EXERCISE AIM ::
Pictures do not belong in the copy, so please give every entry below again exactly.

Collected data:
-- BEGIN --
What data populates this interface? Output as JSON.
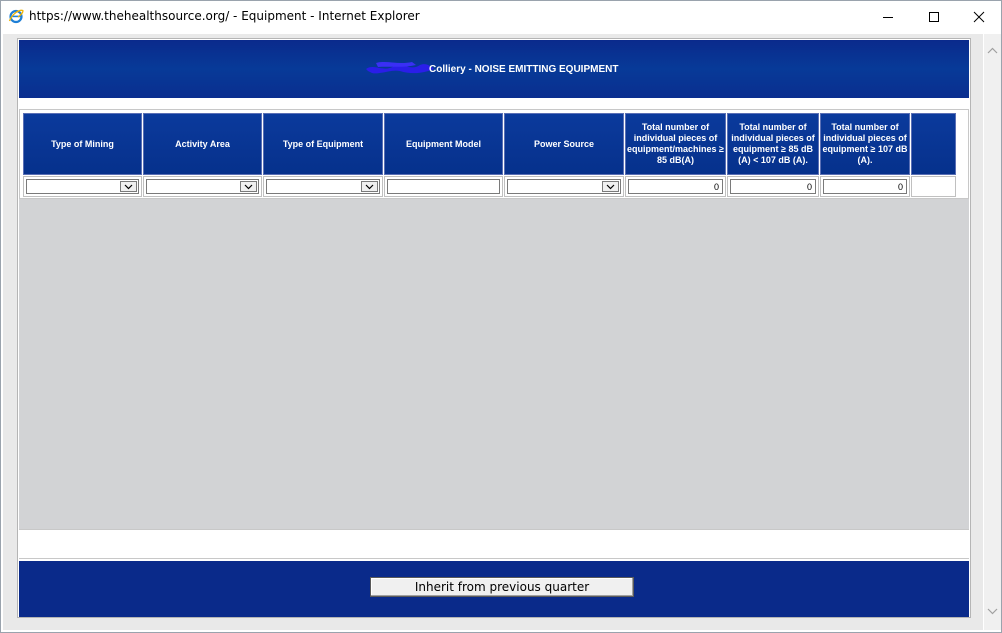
{
  "window": {
    "title": "https://www.thehealthsource.org/ - Equipment - Internet Explorer",
    "browser_icon": "ie-icon",
    "controls": [
      "minimize-icon",
      "maximize-icon",
      "close-icon"
    ]
  },
  "header": {
    "title": "Colliery - NOISE EMITTING EQUIPMENT",
    "accent": "#0a2a8c"
  },
  "table": {
    "columns": [
      "Type of Mining",
      "Activity Area",
      "Type of Equipment",
      "Equipment Model",
      "Power Source",
      "Total number of individual pieces of equipment/machines ≥ 85 dB(A)",
      "Total number of individual pieces of equipment ≥ 85 dB (A) < 107 dB (A).",
      "Total number of individual pieces of equipment ≥ 107 dB (A)."
    ],
    "row": {
      "type_of_mining": "",
      "activity_area": "",
      "type_of_equipment": "",
      "equipment_model": "",
      "power_source": "",
      "count_85": "0",
      "count_85_107": "0",
      "count_107": "0"
    }
  },
  "footer": {
    "inherit_button": "Inherit from previous quarter"
  },
  "colors": {
    "band_blue": "#0a2a8a",
    "content_grey": "#d2d3d5"
  }
}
-- END --
RESULT OF THIS TASK ::
What data populates this interface? Output as JSON.
{
  "window": {
    "title": "https://www.thehealthsource.org/ - Equipment - Internet Explorer",
    "browser_icon": "ie-icon",
    "controls": [
      "minimize-icon",
      "maximize-icon",
      "close-icon"
    ]
  },
  "header": {
    "title": "Colliery - NOISE EMITTING EQUIPMENT",
    "accent": "#0a2a8c"
  },
  "table": {
    "columns": [
      "Type of Mining",
      "Activity Area",
      "Type of Equipment",
      "Equipment Model",
      "Power Source",
      "Total number of individual pieces of equipment/machines ≥ 85 dB(A)",
      "Total number of individual pieces of equipment ≥ 85 dB (A) < 107 dB (A).",
      "Total number of individual pieces of equipment ≥ 107 dB (A)."
    ],
    "row": {
      "type_of_mining": "",
      "activity_area": "",
      "type_of_equipment": "",
      "equipment_model": "",
      "power_source": "",
      "count_85": "0",
      "count_85_107": "0",
      "count_107": "0"
    }
  },
  "footer": {
    "inherit_button": "Inherit from previous quarter"
  },
  "colors": {
    "band_blue": "#0a2a8a",
    "content_grey": "#d2d3d5"
  }
}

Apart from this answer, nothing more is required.